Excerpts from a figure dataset
--------------------------------------------------

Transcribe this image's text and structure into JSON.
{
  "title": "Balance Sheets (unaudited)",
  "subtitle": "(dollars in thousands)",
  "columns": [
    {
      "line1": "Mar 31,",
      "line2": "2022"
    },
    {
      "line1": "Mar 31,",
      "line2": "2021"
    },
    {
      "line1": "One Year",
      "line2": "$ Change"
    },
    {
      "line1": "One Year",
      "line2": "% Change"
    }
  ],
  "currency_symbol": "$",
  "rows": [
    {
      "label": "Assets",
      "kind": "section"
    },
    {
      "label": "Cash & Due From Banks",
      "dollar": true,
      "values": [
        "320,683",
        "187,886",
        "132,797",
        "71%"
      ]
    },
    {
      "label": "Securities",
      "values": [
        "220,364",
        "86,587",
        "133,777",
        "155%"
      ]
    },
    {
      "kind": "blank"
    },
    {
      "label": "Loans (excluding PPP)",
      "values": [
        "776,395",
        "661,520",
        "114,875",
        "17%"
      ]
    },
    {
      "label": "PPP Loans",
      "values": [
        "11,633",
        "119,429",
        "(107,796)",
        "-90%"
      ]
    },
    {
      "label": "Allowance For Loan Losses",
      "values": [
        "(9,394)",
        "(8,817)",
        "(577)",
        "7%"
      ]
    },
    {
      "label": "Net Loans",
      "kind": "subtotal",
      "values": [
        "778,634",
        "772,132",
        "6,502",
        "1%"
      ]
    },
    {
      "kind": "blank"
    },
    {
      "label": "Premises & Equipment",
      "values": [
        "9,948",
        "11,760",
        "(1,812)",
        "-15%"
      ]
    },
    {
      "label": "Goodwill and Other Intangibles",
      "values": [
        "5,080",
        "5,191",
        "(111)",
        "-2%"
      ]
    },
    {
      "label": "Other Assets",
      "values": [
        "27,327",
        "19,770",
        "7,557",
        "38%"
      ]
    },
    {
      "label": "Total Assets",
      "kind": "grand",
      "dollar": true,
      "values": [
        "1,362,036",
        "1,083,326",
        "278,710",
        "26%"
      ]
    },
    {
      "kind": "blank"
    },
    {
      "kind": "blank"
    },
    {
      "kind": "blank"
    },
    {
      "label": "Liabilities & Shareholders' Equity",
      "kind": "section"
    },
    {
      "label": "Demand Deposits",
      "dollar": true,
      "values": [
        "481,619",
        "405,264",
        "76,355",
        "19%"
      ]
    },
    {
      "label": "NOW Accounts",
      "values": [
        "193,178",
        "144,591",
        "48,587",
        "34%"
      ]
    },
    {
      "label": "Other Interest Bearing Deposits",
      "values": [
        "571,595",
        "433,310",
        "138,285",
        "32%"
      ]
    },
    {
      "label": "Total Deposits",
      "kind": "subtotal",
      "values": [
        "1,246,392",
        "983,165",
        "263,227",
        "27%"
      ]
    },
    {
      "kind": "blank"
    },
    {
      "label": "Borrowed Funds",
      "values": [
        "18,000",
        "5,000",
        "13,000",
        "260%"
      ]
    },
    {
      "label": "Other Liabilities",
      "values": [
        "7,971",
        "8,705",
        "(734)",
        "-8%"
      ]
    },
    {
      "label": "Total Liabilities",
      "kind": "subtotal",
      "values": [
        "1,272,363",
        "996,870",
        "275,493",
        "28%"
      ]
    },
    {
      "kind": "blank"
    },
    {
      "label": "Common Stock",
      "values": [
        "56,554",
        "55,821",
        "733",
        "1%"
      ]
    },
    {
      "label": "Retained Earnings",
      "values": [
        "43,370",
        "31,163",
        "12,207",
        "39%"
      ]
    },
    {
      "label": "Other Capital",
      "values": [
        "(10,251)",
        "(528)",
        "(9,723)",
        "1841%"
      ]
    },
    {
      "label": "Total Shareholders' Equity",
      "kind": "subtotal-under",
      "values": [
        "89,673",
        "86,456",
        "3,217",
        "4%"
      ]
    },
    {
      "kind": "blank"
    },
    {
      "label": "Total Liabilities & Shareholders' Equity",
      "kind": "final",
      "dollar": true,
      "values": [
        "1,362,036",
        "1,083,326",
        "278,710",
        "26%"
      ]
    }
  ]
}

--------------------------------------------------

◆ Short problem:
Scan the entries above. Copy each line that has the string "Other".

◆ Reply to the task:
      "label": "Goodwill and Other Intangibles",
      "label": "Other Assets",
      "label": "Other Interest Bearing Deposits",
      "label": "Other Liabilities",
      "label": "Other Capital",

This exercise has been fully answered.